ENTRIES SHOWN »
»»

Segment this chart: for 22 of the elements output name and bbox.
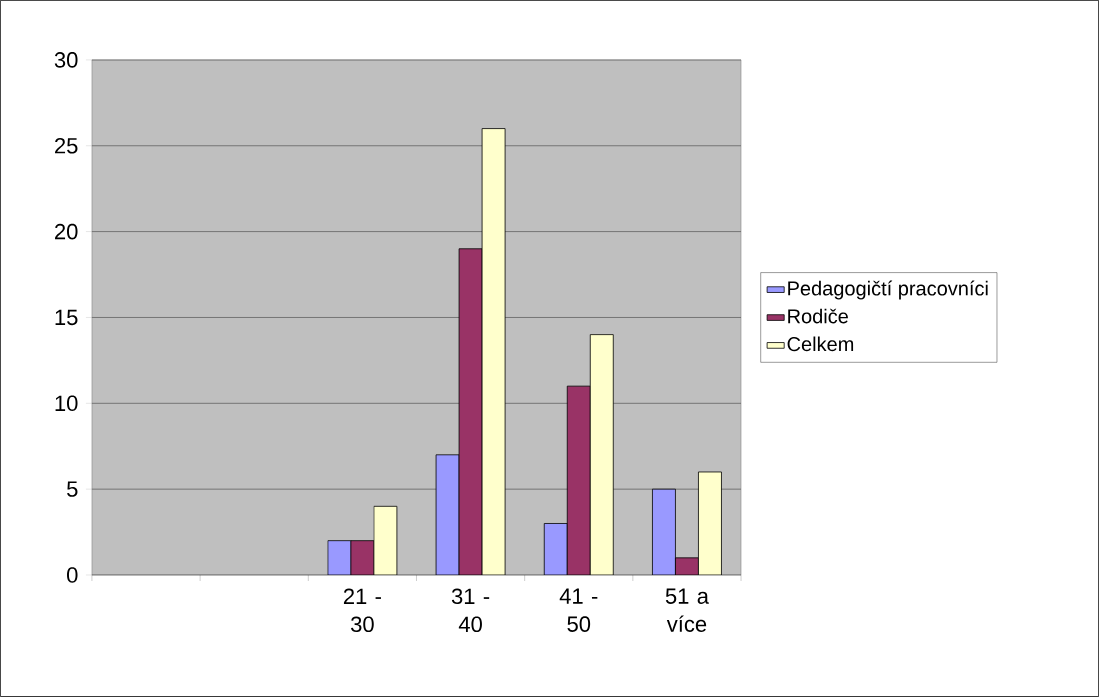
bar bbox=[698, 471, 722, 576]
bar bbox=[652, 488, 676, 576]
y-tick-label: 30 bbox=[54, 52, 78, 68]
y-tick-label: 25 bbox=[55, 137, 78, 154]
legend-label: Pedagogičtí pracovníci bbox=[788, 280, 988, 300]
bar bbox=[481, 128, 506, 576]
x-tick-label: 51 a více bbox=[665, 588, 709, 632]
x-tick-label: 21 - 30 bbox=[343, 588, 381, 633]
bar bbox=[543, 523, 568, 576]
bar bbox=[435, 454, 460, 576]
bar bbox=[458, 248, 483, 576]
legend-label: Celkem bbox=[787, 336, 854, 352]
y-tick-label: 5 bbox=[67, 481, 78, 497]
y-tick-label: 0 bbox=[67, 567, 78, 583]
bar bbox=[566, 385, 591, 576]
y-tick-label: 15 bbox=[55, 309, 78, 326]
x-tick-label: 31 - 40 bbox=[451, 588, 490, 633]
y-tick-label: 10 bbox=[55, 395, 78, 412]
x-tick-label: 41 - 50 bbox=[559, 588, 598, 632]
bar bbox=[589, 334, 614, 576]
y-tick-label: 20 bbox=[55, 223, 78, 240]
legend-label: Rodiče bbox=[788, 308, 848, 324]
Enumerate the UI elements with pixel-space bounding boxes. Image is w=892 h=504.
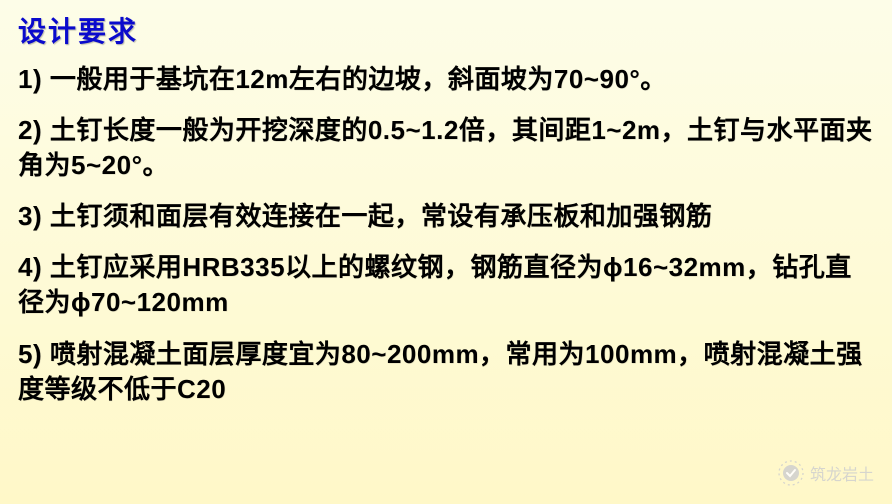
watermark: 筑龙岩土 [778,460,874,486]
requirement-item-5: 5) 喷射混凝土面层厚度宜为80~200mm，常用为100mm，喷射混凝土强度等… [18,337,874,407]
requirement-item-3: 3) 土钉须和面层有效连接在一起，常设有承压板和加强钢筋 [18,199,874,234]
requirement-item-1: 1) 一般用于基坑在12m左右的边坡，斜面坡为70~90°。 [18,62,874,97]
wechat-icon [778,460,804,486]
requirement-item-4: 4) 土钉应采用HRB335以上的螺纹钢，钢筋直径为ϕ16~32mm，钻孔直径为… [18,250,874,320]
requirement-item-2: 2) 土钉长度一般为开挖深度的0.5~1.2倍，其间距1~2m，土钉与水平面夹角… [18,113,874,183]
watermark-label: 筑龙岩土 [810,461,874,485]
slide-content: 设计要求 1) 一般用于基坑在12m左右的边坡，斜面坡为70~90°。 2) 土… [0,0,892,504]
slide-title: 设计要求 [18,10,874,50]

««

INSTRUCTIONS TO FOLLOW » Can you pull out all the lines above, character for character, and leave the pictures out?

ANSWER TO THIS EXERCISE »
Segment this chart: for 22 of the elements output name and bbox.
bar bbox=[698, 471, 722, 576]
bar bbox=[652, 488, 676, 576]
y-tick-label: 30 bbox=[54, 52, 78, 68]
y-tick-label: 25 bbox=[55, 137, 78, 154]
legend-label: Pedagogičtí pracovníci bbox=[788, 280, 988, 300]
bar bbox=[481, 128, 506, 576]
x-tick-label: 51 a více bbox=[665, 588, 709, 632]
x-tick-label: 21 - 30 bbox=[343, 588, 381, 633]
bar bbox=[543, 523, 568, 576]
bar bbox=[435, 454, 460, 576]
bar bbox=[458, 248, 483, 576]
legend-label: Celkem bbox=[787, 336, 854, 352]
y-tick-label: 5 bbox=[67, 481, 78, 497]
y-tick-label: 0 bbox=[67, 567, 78, 583]
bar bbox=[566, 385, 591, 576]
y-tick-label: 15 bbox=[55, 309, 78, 326]
x-tick-label: 31 - 40 bbox=[451, 588, 490, 633]
y-tick-label: 10 bbox=[55, 395, 78, 412]
x-tick-label: 41 - 50 bbox=[559, 588, 598, 632]
bar bbox=[589, 334, 614, 576]
y-tick-label: 20 bbox=[55, 223, 78, 240]
legend-label: Rodiče bbox=[788, 308, 848, 324]
Enumerate the UI elements with pixel-space bounding boxes. Image is w=892 h=504.
watermark: 筑龙岩土 [778,460,874,486]
requirement-item-5: 5) 喷射混凝土面层厚度宜为80~200mm，常用为100mm，喷射混凝土强度等… [18,337,874,407]
requirement-item-3: 3) 土钉须和面层有效连接在一起，常设有承压板和加强钢筋 [18,199,874,234]
requirement-item-1: 1) 一般用于基坑在12m左右的边坡，斜面坡为70~90°。 [18,62,874,97]
wechat-icon [778,460,804,486]
requirement-item-4: 4) 土钉应采用HRB335以上的螺纹钢，钢筋直径为ϕ16~32mm，钻孔直径为… [18,250,874,320]
requirement-item-2: 2) 土钉长度一般为开挖深度的0.5~1.2倍，其间距1~2m，土钉与水平面夹角… [18,113,874,183]
watermark-label: 筑龙岩土 [810,461,874,485]
slide-content: 设计要求 1) 一般用于基坑在12m左右的边坡，斜面坡为70~90°。 2) 土… [0,0,892,504]
slide-title: 设计要求 [18,10,874,50]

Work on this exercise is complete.